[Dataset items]

-- START --

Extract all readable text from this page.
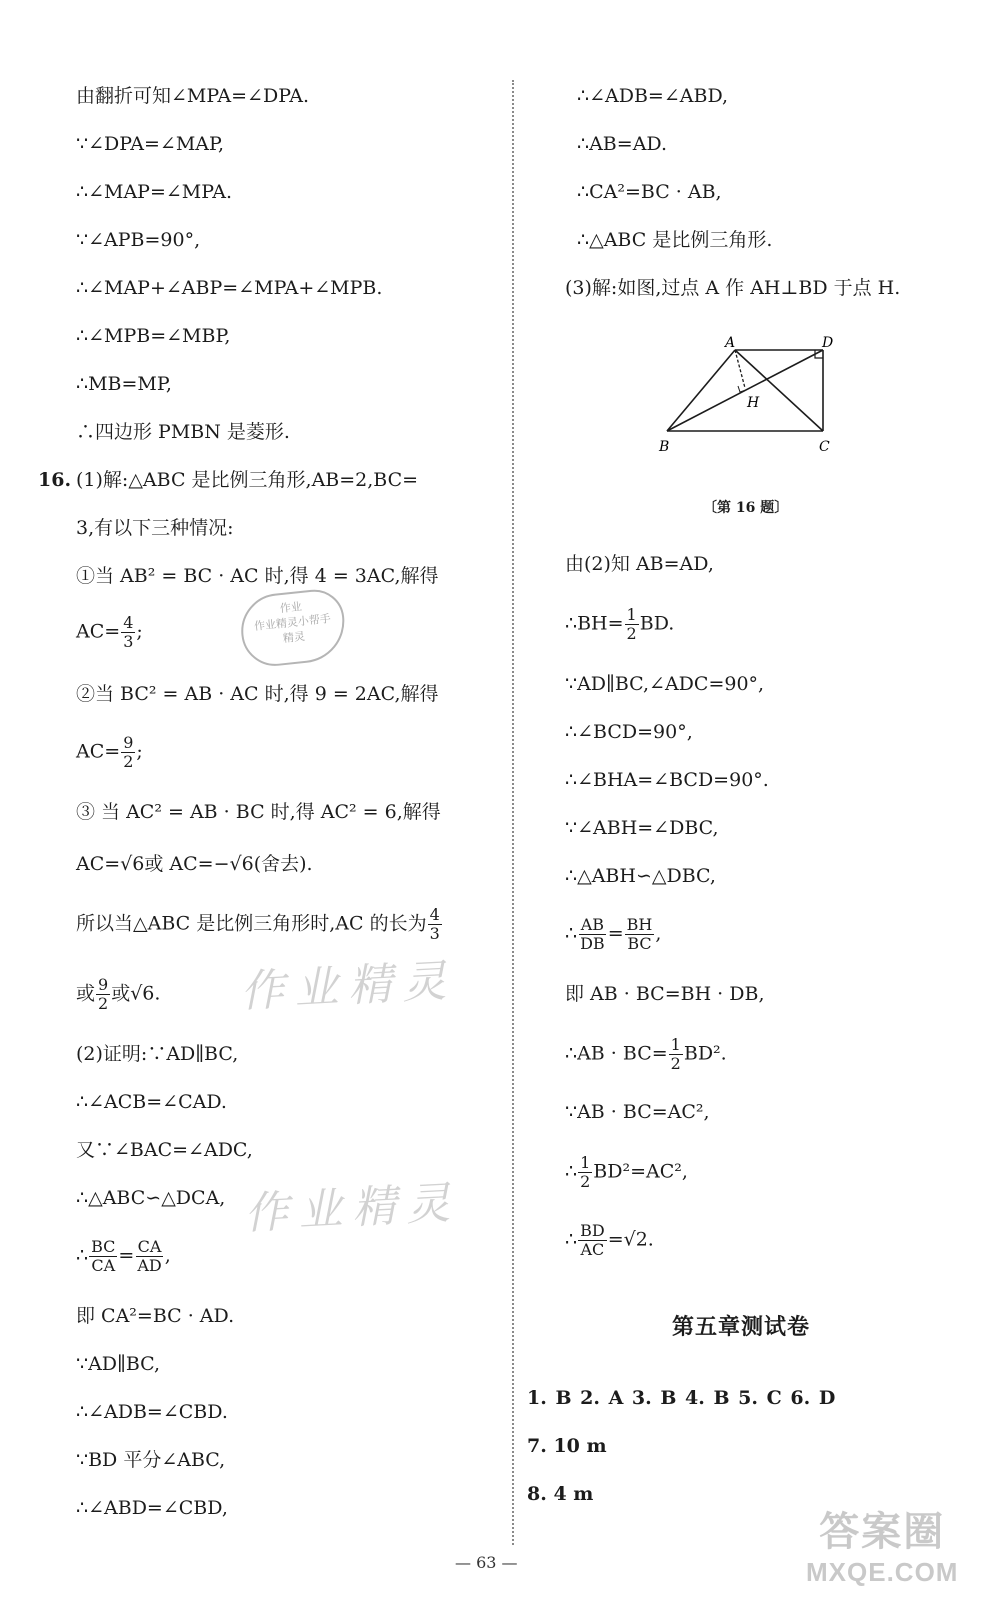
由翻折可知∠MPA=∠DPA.
∵∠DPA=∠MAP,
∴∠MAP=∠MPA.
∵∠APB=90°,
∴∠MAP+∠ABP=∠MPA+∠MPB.
∴∠MPB=∠MBP,
∴MB=MP,
∴四边形 PMBN 是菱形.
16. (1)解:△ABC 是比例三角形,AB=2,BC=
3,有以下三种情况:
①当 AB² = BC · AC 时,得 4 = 3AC,解得
$AC= \frac{4}{3}$ ;
②当 BC² = AB · AC 时,得 9 = 2AC,解得
$AC= \frac{9}{2}$ ;
③ 当 AC² = AB · BC 时,得 AC² = 6,解得
AC=√6或 AC=−√6(舍去).
所以当△ABC 是比例三角形时,AC 的长为 $\frac{4}{3}$
或 $\frac{9}{2}$ 或√6.
(2)证明:∵AD∥BC,
∴∠ACB=∠CAD.
又∵∠BAC=∠ADC,
∴△ABC∽△DCA,
∴ $\frac{BC}{CA} = \frac{CA}{AD}$ ,
即 CA²=BC · AD.
∵AD∥BC,
∴∠ADB=∠CBD.
∵BD 平分∠ABC,
∴∠ABD=∠CBD,
∴∠ADB=∠ABD,
∴AB=AD.
∴CA²=BC · AB,
∴△ABC 是比例三角形.
(3)解:如图,过点 A 作 AH⊥BD 于点 H.
由(2)知 AB=AD,
∴BH= $\frac{1}{2}$ BD.
∵AD∥BC,∠ADC=90°,
∴∠BCD=90°,
∴∠BHA=∠BCD=90°.
∵∠ABH=∠DBC,
∴△ABH∽△DBC,
∴ $\frac{AB}{DB} = \frac{BH}{BC}$ ,
即 AB · BC=BH · DB,
∴AB · $BC= \frac{1}{2} BD^2$.
∵AB · BC=AC²,
∴ $\frac{1}{2} BD^2=AC^2$,
∴ $\frac{BD}{AC} =√2$.
A	D
H
B	C
〔第 16 题〕
第五章测试卷
1. B 2. A 3. B 4. B 5. C 6. D
7. 10 m
8. 4 m
作业精灵
作业精灵
作业
作业精灵小帮手
精灵
答案圈
MXQE.COM
— 63 —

-- END --

Each record above must be returned exactly as written, with its pictures omitted.

**EXERCISE RESPONSE**:
Extract all readable text from this page.
由翻折可知∠MPA=∠DPA.
∵∠DPA=∠MAP,
∴∠MAP=∠MPA.
∵∠APB=90°,
∴∠MAP+∠ABP=∠MPA+∠MPB.
∴∠MPB=∠MBP,
∴MB=MP,
∴四边形 PMBN 是菱形.
16. (1)解:△ABC 是比例三角形,AB=2,BC=
3,有以下三种情况:
①当 AB² = BC · AC 时,得 4 = 3AC,解得
$AC= \frac{4}{3}$ ;
②当 BC² = AB · AC 时,得 9 = 2AC,解得
$AC= \frac{9}{2}$ ;
③ 当 AC² = AB · BC 时,得 AC² = 6,解得
AC=√6或 AC=−√6(舍去).
所以当△ABC 是比例三角形时,AC 的长为 $\frac{4}{3}$
或 $\frac{9}{2}$ 或√6.
(2)证明:∵AD∥BC,
∴∠ACB=∠CAD.
又∵∠BAC=∠ADC,
∴△ABC∽△DCA,
∴ $\frac{BC}{CA} = \frac{CA}{AD}$ ,
即 CA²=BC · AD.
∵AD∥BC,
∴∠ADB=∠CBD.
∵BD 平分∠ABC,
∴∠ABD=∠CBD,
∴∠ADB=∠ABD,
∴AB=AD.
∴CA²=BC · AB,
∴△ABC 是比例三角形.
(3)解:如图,过点 A 作 AH⊥BD 于点 H.
由(2)知 AB=AD,
∴BH= $\frac{1}{2}$ BD.
∵AD∥BC,∠ADC=90°,
∴∠BCD=90°,
∴∠BHA=∠BCD=90°.
∵∠ABH=∠DBC,
∴△ABH∽△DBC,
∴ $\frac{AB}{DB} = \frac{BH}{BC}$ ,
即 AB · BC=BH · DB,
∴AB · $BC= \frac{1}{2} BD^2$.
∵AB · BC=AC²,
∴ $\frac{1}{2} BD^2=AC^2$,
∴ $\frac{BD}{AC} =√2$.
A	D
H
B	C
〔第 16 题〕
第五章测试卷
1. B 2. A 3. B 4. B 5. C 6. D
7. 10 m
8. 4 m
作业精灵
作业精灵
作业
作业精灵小帮手
精灵
答案圈
MXQE.COM
— 63 —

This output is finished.